Records to use —

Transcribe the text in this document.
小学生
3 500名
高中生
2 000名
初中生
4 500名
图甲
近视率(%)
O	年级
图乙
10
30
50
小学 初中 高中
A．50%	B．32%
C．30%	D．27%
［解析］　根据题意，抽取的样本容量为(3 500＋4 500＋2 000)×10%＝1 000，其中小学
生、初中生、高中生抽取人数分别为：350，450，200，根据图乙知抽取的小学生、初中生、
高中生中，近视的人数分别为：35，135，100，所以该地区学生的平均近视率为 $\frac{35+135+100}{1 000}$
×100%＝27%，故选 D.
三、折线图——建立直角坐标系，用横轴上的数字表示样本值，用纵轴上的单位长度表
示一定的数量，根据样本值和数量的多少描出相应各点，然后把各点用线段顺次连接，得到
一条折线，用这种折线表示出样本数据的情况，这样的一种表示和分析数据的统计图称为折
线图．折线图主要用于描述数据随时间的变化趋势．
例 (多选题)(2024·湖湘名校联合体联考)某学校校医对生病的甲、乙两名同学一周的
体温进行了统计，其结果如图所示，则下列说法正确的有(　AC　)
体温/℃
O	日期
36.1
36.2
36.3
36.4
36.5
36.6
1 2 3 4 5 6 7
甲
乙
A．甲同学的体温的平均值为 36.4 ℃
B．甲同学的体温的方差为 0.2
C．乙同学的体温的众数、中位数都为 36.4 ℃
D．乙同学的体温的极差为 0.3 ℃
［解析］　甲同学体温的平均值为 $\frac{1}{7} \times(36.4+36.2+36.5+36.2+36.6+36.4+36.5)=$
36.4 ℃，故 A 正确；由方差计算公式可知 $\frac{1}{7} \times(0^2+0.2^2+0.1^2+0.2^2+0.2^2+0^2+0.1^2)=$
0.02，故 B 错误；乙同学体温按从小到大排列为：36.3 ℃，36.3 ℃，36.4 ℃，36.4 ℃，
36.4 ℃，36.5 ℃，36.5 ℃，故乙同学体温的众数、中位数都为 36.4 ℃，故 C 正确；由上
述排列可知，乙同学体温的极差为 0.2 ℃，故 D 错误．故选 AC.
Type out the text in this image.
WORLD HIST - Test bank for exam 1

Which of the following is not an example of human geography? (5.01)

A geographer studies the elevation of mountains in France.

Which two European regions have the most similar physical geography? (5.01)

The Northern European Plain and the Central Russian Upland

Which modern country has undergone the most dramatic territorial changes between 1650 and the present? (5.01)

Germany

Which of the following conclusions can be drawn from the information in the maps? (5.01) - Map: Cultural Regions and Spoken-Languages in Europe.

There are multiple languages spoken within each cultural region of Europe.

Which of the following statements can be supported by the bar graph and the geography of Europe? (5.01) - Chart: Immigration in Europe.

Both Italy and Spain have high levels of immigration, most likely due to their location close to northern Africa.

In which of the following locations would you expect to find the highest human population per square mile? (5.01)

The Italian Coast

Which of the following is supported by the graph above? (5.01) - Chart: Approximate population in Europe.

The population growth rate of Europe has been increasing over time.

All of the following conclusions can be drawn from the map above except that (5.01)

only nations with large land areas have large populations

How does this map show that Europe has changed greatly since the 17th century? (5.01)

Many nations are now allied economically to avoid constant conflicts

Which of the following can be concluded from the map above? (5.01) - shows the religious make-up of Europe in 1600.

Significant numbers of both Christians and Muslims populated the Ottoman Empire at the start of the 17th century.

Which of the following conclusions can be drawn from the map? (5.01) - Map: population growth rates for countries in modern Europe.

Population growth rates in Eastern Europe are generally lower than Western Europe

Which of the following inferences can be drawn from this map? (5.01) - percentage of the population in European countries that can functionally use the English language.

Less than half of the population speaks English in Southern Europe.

Given request —
Say how many lines in the records contain the string "European", and say nothing else.

Reply to the exercise —
3